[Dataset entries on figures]
[BEGIN]

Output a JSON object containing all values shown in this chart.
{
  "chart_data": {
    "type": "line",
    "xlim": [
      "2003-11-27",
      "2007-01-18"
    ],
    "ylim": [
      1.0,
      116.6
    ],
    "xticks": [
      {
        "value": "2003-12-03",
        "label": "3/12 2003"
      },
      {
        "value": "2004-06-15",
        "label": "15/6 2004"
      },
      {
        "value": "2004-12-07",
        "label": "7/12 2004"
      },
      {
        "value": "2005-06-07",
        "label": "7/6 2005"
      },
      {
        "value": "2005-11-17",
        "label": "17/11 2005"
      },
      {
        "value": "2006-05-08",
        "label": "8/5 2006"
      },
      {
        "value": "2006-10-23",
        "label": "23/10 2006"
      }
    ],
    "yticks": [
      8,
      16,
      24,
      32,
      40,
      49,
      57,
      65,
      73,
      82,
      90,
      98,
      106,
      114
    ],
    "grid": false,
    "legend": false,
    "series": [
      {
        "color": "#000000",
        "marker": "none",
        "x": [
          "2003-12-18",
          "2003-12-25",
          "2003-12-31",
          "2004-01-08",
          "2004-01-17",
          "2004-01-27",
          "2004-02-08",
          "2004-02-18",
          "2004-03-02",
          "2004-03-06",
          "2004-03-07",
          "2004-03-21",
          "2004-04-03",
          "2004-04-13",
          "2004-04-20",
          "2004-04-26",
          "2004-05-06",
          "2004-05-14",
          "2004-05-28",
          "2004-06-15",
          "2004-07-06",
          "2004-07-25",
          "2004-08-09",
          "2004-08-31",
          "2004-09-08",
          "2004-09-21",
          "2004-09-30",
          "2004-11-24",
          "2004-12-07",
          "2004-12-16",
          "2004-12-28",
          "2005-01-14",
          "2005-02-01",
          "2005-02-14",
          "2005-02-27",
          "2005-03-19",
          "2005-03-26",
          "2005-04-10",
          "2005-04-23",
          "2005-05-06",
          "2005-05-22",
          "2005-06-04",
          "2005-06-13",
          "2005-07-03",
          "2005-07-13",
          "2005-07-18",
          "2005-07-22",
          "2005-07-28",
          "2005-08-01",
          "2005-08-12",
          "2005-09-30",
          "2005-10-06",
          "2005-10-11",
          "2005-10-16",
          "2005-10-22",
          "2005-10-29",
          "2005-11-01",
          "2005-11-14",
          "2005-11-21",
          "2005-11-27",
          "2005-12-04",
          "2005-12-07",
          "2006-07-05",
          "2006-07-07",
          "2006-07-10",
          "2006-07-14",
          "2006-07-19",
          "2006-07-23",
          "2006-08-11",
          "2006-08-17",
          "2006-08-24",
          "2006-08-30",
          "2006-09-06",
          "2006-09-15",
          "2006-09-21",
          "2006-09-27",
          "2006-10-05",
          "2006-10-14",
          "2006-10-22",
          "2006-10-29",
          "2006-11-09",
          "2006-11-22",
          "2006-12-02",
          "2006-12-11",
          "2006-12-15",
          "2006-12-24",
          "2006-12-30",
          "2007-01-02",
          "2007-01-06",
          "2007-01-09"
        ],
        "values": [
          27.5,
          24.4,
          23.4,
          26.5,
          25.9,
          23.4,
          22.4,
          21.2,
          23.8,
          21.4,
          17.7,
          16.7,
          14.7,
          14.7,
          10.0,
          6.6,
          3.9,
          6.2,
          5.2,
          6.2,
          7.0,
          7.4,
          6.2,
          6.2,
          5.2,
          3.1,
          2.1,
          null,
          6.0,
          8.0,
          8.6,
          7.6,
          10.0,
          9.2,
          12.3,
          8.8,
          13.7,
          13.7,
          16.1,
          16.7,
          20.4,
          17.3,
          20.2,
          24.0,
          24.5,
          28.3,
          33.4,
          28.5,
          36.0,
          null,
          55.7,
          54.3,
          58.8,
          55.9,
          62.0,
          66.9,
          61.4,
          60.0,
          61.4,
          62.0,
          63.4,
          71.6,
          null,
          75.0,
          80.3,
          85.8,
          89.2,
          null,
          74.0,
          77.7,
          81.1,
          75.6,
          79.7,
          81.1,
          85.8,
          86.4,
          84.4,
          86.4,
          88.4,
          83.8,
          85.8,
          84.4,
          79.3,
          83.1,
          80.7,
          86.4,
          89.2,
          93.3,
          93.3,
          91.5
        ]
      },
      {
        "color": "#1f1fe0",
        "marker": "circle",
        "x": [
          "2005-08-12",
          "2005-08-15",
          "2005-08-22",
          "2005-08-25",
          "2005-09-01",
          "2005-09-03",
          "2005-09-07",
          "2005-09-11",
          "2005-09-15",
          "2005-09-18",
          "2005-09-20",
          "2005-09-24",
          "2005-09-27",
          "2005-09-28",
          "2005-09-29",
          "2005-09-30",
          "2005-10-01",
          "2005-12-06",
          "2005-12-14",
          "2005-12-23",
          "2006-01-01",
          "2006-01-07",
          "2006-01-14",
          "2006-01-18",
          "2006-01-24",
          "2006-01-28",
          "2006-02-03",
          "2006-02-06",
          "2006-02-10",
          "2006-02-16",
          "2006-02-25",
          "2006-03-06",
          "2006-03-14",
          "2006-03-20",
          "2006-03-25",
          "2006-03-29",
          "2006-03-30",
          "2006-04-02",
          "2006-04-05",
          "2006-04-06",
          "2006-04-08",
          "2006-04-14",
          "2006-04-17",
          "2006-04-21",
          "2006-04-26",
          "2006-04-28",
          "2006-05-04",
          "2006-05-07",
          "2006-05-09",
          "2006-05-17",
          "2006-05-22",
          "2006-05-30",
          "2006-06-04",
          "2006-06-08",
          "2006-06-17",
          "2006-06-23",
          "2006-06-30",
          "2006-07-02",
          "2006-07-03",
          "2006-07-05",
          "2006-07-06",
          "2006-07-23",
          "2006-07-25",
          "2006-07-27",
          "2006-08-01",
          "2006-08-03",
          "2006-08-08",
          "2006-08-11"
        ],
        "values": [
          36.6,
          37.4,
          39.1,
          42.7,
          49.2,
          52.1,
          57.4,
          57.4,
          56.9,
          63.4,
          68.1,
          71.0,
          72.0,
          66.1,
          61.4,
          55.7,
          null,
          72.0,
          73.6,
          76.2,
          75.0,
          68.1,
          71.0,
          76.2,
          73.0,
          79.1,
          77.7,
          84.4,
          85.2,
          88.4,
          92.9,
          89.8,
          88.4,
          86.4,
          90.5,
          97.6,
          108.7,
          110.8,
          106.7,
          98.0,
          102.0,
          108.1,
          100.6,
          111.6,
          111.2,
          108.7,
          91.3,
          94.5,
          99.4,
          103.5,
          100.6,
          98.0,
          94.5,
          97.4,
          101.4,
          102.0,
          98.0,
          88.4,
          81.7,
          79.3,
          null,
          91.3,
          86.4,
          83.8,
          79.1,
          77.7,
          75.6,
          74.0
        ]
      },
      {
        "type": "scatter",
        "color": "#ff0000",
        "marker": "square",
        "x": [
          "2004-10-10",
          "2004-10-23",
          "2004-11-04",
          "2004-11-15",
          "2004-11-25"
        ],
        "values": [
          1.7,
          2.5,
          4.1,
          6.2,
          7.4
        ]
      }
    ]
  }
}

[END]

OBJECTIVE — Give every line of the material again, exactly as it reads.

FULL ANSWER —
Output a JSON object containing all values shown in this chart.
{
  "chart_data": {
    "type": "line",
    "xlim": [
      "2003-11-27",
      "2007-01-18"
    ],
    "ylim": [
      1.0,
      116.6
    ],
    "xticks": [
      {
        "value": "2003-12-03",
        "label": "3/12 2003"
      },
      {
        "value": "2004-06-15",
        "label": "15/6 2004"
      },
      {
        "value": "2004-12-07",
        "label": "7/12 2004"
      },
      {
        "value": "2005-06-07",
        "label": "7/6 2005"
      },
      {
        "value": "2005-11-17",
        "label": "17/11 2005"
      },
      {
        "value": "2006-05-08",
        "label": "8/5 2006"
      },
      {
        "value": "2006-10-23",
        "label": "23/10 2006"
      }
    ],
    "yticks": [
      8,
      16,
      24,
      32,
      40,
      49,
      57,
      65,
      73,
      82,
      90,
      98,
      106,
      114
    ],
    "grid": false,
    "legend": false,
    "series": [
      {
        "color": "#000000",
        "marker": "none",
        "x": [
          "2003-12-18",
          "2003-12-25",
          "2003-12-31",
          "2004-01-08",
          "2004-01-17",
          "2004-01-27",
          "2004-02-08",
          "2004-02-18",
          "2004-03-02",
          "2004-03-06",
          "2004-03-07",
          "2004-03-21",
          "2004-04-03",
          "2004-04-13",
          "2004-04-20",
          "2004-04-26",
          "2004-05-06",
          "2004-05-14",
          "2004-05-28",
          "2004-06-15",
          "2004-07-06",
          "2004-07-25",
          "2004-08-09",
          "2004-08-31",
          "2004-09-08",
          "2004-09-21",
          "2004-09-30",
          "2004-11-24",
          "2004-12-07",
          "2004-12-16",
          "2004-12-28",
          "2005-01-14",
          "2005-02-01",
          "2005-02-14",
          "2005-02-27",
          "2005-03-19",
          "2005-03-26",
          "2005-04-10",
          "2005-04-23",
          "2005-05-06",
          "2005-05-22",
          "2005-06-04",
          "2005-06-13",
          "2005-07-03",
          "2005-07-13",
          "2005-07-18",
          "2005-07-22",
          "2005-07-28",
          "2005-08-01",
          "2005-08-12",
          "2005-09-30",
          "2005-10-06",
          "2005-10-11",
          "2005-10-16",
          "2005-10-22",
          "2005-10-29",
          "2005-11-01",
          "2005-11-14",
          "2005-11-21",
          "2005-11-27",
          "2005-12-04",
          "2005-12-07",
          "2006-07-05",
          "2006-07-07",
          "2006-07-10",
          "2006-07-14",
          "2006-07-19",
          "2006-07-23",
          "2006-08-11",
          "2006-08-17",
          "2006-08-24",
          "2006-08-30",
          "2006-09-06",
          "2006-09-15",
          "2006-09-21",
          "2006-09-27",
          "2006-10-05",
          "2006-10-14",
          "2006-10-22",
          "2006-10-29",
          "2006-11-09",
          "2006-11-22",
          "2006-12-02",
          "2006-12-11",
          "2006-12-15",
          "2006-12-24",
          "2006-12-30",
          "2007-01-02",
          "2007-01-06",
          "2007-01-09"
        ],
        "values": [
          27.5,
          24.4,
          23.4,
          26.5,
          25.9,
          23.4,
          22.4,
          21.2,
          23.8,
          21.4,
          17.7,
          16.7,
          14.7,
          14.7,
          10.0,
          6.6,
          3.9,
          6.2,
          5.2,
          6.2,
          7.0,
          7.4,
          6.2,
          6.2,
          5.2,
          3.1,
          2.1,
          null,
          6.0,
          8.0,
          8.6,
          7.6,
          10.0,
          9.2,
          12.3,
          8.8,
          13.7,
          13.7,
          16.1,
          16.7,
          20.4,
          17.3,
          20.2,
          24.0,
          24.5,
          28.3,
          33.4,
          28.5,
          36.0,
          null,
          55.7,
          54.3,
          58.8,
          55.9,
          62.0,
          66.9,
          61.4,
          60.0,
          61.4,
          62.0,
          63.4,
          71.6,
          null,
          75.0,
          80.3,
          85.8,
          89.2,
          null,
          74.0,
          77.7,
          81.1,
          75.6,
          79.7,
          81.1,
          85.8,
          86.4,
          84.4,
          86.4,
          88.4,
          83.8,
          85.8,
          84.4,
          79.3,
          83.1,
          80.7,
          86.4,
          89.2,
          93.3,
          93.3,
          91.5
        ]
      },
      {
        "color": "#1f1fe0",
        "marker": "circle",
        "x": [
          "2005-08-12",
          "2005-08-15",
          "2005-08-22",
          "2005-08-25",
          "2005-09-01",
          "2005-09-03",
          "2005-09-07",
          "2005-09-11",
          "2005-09-15",
          "2005-09-18",
          "2005-09-20",
          "2005-09-24",
          "2005-09-27",
          "2005-09-28",
          "2005-09-29",
          "2005-09-30",
          "2005-10-01",
          "2005-12-06",
          "2005-12-14",
          "2005-12-23",
          "2006-01-01",
          "2006-01-07",
          "2006-01-14",
          "2006-01-18",
          "2006-01-24",
          "2006-01-28",
          "2006-02-03",
          "2006-02-06",
          "2006-02-10",
          "2006-02-16",
          "2006-02-25",
          "2006-03-06",
          "2006-03-14",
          "2006-03-20",
          "2006-03-25",
          "2006-03-29",
          "2006-03-30",
          "2006-04-02",
          "2006-04-05",
          "2006-04-06",
          "2006-04-08",
          "2006-04-14",
          "2006-04-17",
          "2006-04-21",
          "2006-04-26",
          "2006-04-28",
          "2006-05-04",
          "2006-05-07",
          "2006-05-09",
          "2006-05-17",
          "2006-05-22",
          "2006-05-30",
          "2006-06-04",
          "2006-06-08",
          "2006-06-17",
          "2006-06-23",
          "2006-06-30",
          "2006-07-02",
          "2006-07-03",
          "2006-07-05",
          "2006-07-06",
          "2006-07-23",
          "2006-07-25",
          "2006-07-27",
          "2006-08-01",
          "2006-08-03",
          "2006-08-08",
          "2006-08-11"
        ],
        "values": [
          36.6,
          37.4,
          39.1,
          42.7,
          49.2,
          52.1,
          57.4,
          57.4,
          56.9,
          63.4,
          68.1,
          71.0,
          72.0,
          66.1,
          61.4,
          55.7,
          null,
          72.0,
          73.6,
          76.2,
          75.0,
          68.1,
          71.0,
          76.2,
          73.0,
          79.1,
          77.7,
          84.4,
          85.2,
          88.4,
          92.9,
          89.8,
          88.4,
          86.4,
          90.5,
          97.6,
          108.7,
          110.8,
          106.7,
          98.0,
          102.0,
          108.1,
          100.6,
          111.6,
          111.2,
          108.7,
          91.3,
          94.5,
          99.4,
          103.5,
          100.6,
          98.0,
          94.5,
          97.4,
          101.4,
          102.0,
          98.0,
          88.4,
          81.7,
          79.3,
          null,
          91.3,
          86.4,
          83.8,
          79.1,
          77.7,
          75.6,
          74.0
        ]
      },
      {
        "type": "scatter",
        "color": "#ff0000",
        "marker": "square",
        "x": [
          "2004-10-10",
          "2004-10-23",
          "2004-11-04",
          "2004-11-15",
          "2004-11-25"
        ],
        "values": [
          1.7,
          2.5,
          4.1,
          6.2,
          7.4
        ]
      }
    ]
  }
}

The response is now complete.